From the listing below, select every line where the word "this" appears.

**The records**
** start **

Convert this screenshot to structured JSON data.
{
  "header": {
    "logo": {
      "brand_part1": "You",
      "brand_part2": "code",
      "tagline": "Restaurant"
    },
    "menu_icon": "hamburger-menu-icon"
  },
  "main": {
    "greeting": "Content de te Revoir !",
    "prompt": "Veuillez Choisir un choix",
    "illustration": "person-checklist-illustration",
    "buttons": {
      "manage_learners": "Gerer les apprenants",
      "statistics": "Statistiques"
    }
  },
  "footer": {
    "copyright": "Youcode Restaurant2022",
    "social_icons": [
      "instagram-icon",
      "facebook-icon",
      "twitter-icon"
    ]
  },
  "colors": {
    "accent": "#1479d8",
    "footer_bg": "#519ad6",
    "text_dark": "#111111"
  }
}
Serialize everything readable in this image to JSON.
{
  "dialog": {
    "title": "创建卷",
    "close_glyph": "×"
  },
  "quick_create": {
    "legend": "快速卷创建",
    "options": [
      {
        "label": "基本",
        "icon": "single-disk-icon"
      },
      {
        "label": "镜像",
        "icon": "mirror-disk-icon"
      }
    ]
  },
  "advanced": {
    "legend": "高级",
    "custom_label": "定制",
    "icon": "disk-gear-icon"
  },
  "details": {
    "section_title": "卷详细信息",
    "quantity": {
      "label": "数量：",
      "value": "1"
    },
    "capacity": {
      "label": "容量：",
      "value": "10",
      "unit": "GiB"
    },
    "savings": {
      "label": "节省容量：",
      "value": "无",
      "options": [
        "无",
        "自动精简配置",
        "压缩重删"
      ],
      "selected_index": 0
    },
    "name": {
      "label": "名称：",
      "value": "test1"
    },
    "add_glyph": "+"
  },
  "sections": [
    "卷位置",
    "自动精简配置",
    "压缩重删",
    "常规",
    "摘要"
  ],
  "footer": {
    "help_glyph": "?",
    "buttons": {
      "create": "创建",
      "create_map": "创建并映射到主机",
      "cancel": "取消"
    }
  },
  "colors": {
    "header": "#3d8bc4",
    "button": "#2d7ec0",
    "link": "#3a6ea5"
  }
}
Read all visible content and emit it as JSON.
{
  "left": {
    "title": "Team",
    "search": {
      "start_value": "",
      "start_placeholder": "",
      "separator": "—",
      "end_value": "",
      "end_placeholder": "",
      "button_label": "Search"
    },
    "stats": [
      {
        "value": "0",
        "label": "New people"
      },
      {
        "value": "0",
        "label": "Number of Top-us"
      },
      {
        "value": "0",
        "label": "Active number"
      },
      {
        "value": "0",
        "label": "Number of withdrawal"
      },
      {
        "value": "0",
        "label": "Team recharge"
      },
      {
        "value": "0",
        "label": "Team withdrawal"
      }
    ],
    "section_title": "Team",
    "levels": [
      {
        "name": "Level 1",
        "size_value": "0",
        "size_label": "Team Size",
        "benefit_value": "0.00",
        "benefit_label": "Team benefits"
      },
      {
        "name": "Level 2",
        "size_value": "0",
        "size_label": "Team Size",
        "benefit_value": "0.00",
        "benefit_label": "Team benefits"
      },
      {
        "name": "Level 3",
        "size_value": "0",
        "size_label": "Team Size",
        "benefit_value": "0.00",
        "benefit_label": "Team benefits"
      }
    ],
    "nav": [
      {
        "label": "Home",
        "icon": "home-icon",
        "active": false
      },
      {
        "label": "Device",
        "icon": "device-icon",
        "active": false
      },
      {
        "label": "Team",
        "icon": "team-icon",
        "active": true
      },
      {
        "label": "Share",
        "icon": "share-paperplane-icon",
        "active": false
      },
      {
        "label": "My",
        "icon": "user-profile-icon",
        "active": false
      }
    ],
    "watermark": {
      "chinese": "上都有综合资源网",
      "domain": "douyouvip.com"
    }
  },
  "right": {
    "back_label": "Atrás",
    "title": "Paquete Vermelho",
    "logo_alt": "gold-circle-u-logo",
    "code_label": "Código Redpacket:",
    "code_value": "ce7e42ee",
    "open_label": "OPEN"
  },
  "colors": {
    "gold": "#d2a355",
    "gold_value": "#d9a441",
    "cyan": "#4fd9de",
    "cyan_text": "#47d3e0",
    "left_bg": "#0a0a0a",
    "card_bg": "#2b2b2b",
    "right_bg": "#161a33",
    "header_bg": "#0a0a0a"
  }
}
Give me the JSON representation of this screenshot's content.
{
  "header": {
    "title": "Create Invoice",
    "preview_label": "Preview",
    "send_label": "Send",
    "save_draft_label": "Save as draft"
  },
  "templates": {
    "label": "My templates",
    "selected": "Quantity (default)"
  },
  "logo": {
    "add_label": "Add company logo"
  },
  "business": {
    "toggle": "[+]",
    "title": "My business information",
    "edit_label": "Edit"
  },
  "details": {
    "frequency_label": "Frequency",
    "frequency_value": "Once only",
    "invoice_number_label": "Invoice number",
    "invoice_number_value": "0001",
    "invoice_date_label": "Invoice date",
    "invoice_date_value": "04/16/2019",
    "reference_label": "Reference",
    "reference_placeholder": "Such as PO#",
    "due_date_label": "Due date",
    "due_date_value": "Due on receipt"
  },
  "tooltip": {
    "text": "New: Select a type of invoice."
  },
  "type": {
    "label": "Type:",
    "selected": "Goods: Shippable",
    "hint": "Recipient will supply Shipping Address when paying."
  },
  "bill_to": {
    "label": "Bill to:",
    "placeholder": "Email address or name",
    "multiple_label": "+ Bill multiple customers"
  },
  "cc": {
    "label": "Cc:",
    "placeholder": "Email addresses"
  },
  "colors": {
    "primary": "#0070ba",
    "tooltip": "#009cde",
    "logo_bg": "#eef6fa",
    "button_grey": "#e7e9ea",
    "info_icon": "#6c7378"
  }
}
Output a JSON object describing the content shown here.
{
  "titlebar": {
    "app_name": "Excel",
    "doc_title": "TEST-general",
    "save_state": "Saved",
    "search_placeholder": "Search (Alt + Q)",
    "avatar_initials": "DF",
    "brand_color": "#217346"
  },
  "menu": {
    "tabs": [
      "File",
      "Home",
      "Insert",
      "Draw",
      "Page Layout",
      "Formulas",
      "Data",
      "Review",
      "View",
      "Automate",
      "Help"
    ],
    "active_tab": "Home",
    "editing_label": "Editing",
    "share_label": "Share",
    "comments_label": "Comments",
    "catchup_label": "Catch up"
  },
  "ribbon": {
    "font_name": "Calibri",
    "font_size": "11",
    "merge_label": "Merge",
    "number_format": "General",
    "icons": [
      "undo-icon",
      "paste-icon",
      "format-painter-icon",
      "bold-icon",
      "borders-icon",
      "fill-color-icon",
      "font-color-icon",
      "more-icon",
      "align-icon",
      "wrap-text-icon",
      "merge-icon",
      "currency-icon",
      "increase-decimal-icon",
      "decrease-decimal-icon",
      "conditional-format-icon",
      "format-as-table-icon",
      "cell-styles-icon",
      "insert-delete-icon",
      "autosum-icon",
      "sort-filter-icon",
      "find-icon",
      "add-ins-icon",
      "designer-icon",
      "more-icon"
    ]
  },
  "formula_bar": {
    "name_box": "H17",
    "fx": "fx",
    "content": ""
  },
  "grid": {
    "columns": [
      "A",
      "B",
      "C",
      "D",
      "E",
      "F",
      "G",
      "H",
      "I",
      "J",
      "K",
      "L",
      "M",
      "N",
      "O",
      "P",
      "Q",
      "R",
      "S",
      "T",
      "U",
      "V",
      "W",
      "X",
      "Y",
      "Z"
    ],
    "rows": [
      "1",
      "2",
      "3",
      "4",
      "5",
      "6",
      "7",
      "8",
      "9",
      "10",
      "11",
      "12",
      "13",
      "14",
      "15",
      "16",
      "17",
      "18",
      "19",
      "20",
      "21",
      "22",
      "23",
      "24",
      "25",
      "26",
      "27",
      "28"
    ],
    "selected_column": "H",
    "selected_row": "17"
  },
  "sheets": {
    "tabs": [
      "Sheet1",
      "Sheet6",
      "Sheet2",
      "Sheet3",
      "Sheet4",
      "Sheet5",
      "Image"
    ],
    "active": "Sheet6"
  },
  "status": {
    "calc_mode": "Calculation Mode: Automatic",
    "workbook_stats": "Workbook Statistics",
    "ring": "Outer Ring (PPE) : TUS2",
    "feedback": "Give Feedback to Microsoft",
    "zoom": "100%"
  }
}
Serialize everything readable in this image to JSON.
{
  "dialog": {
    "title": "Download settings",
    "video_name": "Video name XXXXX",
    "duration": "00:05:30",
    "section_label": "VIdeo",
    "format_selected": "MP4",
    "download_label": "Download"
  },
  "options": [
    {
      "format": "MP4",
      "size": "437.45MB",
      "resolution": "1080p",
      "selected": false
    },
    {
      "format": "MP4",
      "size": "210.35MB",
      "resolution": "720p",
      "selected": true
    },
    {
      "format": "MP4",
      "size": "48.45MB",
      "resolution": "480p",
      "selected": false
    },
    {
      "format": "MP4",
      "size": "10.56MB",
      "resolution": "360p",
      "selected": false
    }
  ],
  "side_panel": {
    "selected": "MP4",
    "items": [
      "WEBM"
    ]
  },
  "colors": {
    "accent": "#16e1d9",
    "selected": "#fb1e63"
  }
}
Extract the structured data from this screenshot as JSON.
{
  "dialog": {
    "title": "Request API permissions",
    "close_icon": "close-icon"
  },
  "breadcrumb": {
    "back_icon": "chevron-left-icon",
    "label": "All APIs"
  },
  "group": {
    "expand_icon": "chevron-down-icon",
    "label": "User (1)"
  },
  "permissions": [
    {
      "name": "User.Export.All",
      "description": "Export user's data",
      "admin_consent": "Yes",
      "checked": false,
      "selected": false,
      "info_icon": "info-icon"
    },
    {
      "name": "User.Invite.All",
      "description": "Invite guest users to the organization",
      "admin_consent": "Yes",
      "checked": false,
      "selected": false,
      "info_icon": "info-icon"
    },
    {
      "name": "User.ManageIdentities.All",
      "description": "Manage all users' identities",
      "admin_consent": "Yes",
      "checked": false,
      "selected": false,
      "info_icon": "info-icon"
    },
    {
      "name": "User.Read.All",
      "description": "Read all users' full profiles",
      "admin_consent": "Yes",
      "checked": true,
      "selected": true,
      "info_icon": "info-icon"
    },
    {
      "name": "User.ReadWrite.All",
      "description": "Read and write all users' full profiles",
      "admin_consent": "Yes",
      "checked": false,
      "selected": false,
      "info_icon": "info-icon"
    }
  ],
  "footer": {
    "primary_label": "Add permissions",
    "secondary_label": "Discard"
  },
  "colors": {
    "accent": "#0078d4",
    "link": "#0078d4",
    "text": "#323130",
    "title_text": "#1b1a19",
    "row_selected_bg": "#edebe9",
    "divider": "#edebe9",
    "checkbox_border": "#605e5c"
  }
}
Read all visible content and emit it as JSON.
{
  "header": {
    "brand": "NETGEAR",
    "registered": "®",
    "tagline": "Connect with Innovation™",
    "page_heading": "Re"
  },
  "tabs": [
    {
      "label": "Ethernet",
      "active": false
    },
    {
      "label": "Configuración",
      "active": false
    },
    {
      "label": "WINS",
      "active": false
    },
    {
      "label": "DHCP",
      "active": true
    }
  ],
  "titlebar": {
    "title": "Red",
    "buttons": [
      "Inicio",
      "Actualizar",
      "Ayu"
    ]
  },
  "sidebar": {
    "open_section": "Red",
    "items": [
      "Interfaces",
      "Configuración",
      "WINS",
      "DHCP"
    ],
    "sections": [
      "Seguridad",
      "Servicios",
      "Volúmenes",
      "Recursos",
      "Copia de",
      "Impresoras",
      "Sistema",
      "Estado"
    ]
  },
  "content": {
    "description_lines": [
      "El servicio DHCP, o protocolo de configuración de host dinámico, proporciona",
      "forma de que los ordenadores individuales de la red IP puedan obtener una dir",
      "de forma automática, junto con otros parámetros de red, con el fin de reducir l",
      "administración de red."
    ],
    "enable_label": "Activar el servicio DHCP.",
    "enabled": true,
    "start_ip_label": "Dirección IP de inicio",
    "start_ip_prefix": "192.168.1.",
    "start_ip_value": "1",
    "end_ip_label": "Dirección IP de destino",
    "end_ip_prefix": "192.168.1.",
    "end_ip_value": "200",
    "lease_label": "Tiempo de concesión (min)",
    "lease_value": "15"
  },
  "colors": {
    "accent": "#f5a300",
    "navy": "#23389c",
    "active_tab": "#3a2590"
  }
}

** end **

**Answer**
Convert this screenshot to structured JSON data.
Serialize everything readable in this image to JSON.
Give me the JSON representation of this screenshot's content.
Serialize everything readable in this image to JSON.
Extract the structured data from this screenshot as JSON.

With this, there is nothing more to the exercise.